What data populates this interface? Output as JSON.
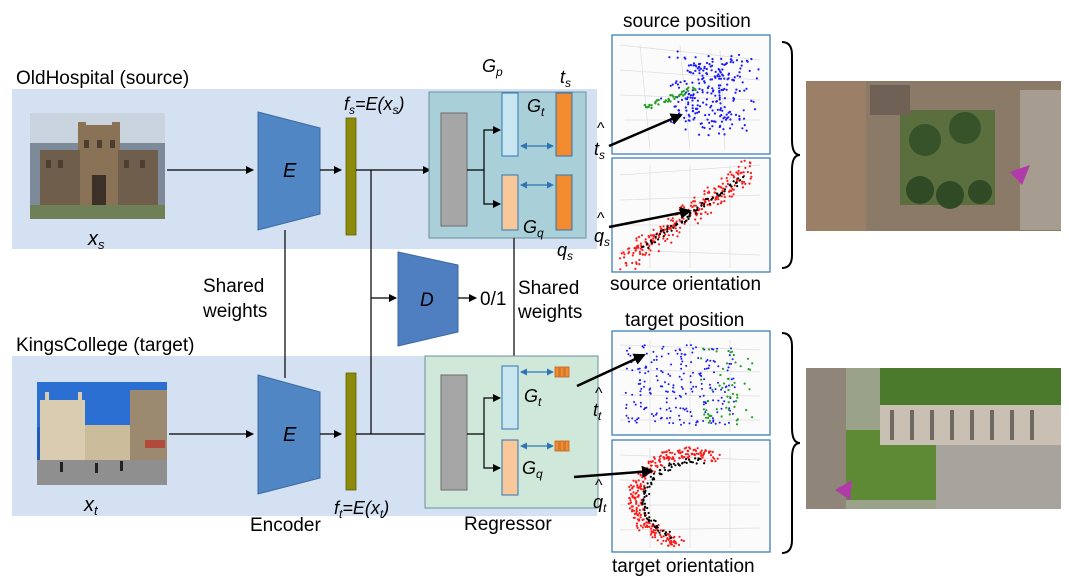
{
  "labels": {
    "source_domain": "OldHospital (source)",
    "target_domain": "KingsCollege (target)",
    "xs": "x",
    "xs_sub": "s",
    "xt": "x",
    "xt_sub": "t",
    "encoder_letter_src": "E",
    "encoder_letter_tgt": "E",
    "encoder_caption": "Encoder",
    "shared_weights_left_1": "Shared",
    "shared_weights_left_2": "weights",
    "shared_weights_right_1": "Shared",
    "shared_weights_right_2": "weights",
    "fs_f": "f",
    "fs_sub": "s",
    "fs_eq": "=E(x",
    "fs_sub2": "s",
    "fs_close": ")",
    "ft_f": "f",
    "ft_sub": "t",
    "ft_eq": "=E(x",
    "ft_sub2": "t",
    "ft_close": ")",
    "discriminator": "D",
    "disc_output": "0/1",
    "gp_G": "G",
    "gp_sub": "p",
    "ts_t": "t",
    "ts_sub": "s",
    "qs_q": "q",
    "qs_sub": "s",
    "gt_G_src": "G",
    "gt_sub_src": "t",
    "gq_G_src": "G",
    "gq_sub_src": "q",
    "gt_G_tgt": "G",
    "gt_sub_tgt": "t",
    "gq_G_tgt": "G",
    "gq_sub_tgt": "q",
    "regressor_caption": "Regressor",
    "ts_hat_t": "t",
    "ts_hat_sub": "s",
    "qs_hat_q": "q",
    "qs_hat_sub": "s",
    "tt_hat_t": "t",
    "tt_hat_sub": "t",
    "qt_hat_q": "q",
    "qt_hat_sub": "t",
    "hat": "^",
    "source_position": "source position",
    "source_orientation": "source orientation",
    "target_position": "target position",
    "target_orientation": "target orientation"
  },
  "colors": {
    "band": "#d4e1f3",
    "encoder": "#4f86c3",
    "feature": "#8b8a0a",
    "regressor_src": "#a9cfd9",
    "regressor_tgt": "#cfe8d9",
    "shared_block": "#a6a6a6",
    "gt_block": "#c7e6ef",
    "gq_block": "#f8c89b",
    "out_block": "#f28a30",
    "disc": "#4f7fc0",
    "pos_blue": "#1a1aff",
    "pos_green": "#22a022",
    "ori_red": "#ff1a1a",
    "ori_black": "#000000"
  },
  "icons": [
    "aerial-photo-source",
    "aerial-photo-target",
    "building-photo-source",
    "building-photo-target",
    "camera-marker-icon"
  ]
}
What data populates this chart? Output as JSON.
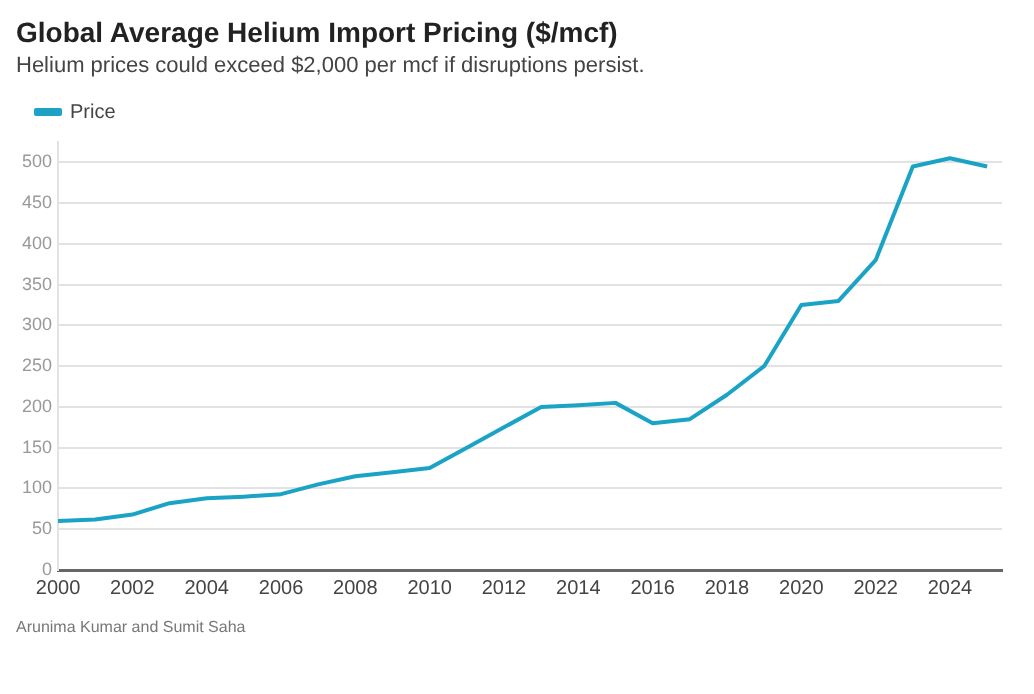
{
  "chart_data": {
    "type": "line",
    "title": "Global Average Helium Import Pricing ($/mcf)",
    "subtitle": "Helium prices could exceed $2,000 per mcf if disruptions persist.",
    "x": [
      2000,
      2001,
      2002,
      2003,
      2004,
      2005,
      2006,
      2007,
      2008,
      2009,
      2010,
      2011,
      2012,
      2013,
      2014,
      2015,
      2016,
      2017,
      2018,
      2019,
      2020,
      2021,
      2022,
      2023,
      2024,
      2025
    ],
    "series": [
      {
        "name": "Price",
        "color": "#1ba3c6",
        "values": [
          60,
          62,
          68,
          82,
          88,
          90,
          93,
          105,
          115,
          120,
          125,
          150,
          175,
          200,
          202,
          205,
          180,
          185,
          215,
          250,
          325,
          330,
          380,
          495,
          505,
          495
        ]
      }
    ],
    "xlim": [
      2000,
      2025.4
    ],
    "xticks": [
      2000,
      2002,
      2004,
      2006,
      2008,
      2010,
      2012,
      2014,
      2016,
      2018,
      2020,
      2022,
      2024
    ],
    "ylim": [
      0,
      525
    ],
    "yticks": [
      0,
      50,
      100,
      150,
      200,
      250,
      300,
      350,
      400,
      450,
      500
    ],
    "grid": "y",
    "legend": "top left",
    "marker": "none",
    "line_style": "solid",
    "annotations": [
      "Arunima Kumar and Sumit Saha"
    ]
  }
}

-*-

- **PROBLEM DETAILS**
Restate the records above in full, word for word. Keep pictures out.

- **OUTPUT BELOW**
What data populates this interface? Output as JSON.
{
  "labels": {
    "source_domain": "OldHospital (source)",
    "target_domain": "KingsCollege (target)",
    "xs": "x",
    "xs_sub": "s",
    "xt": "x",
    "xt_sub": "t",
    "encoder_letter_src": "E",
    "encoder_letter_tgt": "E",
    "encoder_caption": "Encoder",
    "shared_weights_left_1": "Shared",
    "shared_weights_left_2": "weights",
    "shared_weights_right_1": "Shared",
    "shared_weights_right_2": "weights",
    "fs_f": "f",
    "fs_sub": "s",
    "fs_eq": "=E(x",
    "fs_sub2": "s",
    "fs_close": ")",
    "ft_f": "f",
    "ft_sub": "t",
    "ft_eq": "=E(x",
    "ft_sub2": "t",
    "ft_close": ")",
    "discriminator": "D",
    "disc_output": "0/1",
    "gp_G": "G",
    "gp_sub": "p",
    "ts_t": "t",
    "ts_sub": "s",
    "qs_q": "q",
    "qs_sub": "s",
    "gt_G_src": "G",
    "gt_sub_src": "t",
    "gq_G_src": "G",
    "gq_sub_src": "q",
    "gt_G_tgt": "G",
    "gt_sub_tgt": "t",
    "gq_G_tgt": "G",
    "gq_sub_tgt": "q",
    "regressor_caption": "Regressor",
    "ts_hat_t": "t",
    "ts_hat_sub": "s",
    "qs_hat_q": "q",
    "qs_hat_sub": "s",
    "tt_hat_t": "t",
    "tt_hat_sub": "t",
    "qt_hat_q": "q",
    "qt_hat_sub": "t",
    "hat": "^",
    "source_position": "source position",
    "source_orientation": "source orientation",
    "target_position": "target position",
    "target_orientation": "target orientation"
  },
  "colors": {
    "band": "#d4e1f3",
    "encoder": "#4f86c3",
    "feature": "#8b8a0a",
    "regressor_src": "#a9cfd9",
    "regressor_tgt": "#cfe8d9",
    "shared_block": "#a6a6a6",
    "gt_block": "#c7e6ef",
    "gq_block": "#f8c89b",
    "out_block": "#f28a30",
    "disc": "#4f7fc0",
    "pos_blue": "#1a1aff",
    "pos_green": "#22a022",
    "ori_red": "#ff1a1a",
    "ori_black": "#000000"
  },
  "icons": [
    "aerial-photo-source",
    "aerial-photo-target",
    "building-photo-source",
    "building-photo-target",
    "camera-marker-icon"
  ]
}
What data populates this chart? Output as JSON.
{
  "chart_data": {
    "type": "line",
    "title": "Global Average Helium Import Pricing ($/mcf)",
    "subtitle": "Helium prices could exceed $2,000 per mcf if disruptions persist.",
    "x": [
      2000,
      2001,
      2002,
      2003,
      2004,
      2005,
      2006,
      2007,
      2008,
      2009,
      2010,
      2011,
      2012,
      2013,
      2014,
      2015,
      2016,
      2017,
      2018,
      2019,
      2020,
      2021,
      2022,
      2023,
      2024,
      2025
    ],
    "series": [
      {
        "name": "Price",
        "color": "#1ba3c6",
        "values": [
          60,
          62,
          68,
          82,
          88,
          90,
          93,
          105,
          115,
          120,
          125,
          150,
          175,
          200,
          202,
          205,
          180,
          185,
          215,
          250,
          325,
          330,
          380,
          495,
          505,
          495
        ]
      }
    ],
    "xlim": [
      2000,
      2025.4
    ],
    "xticks": [
      2000,
      2002,
      2004,
      2006,
      2008,
      2010,
      2012,
      2014,
      2016,
      2018,
      2020,
      2022,
      2024
    ],
    "ylim": [
      0,
      525
    ],
    "yticks": [
      0,
      50,
      100,
      150,
      200,
      250,
      300,
      350,
      400,
      450,
      500
    ],
    "grid": "y",
    "legend": "top left",
    "marker": "none",
    "line_style": "solid",
    "annotations": [
      "Arunima Kumar and Sumit Saha"
    ]
  }
}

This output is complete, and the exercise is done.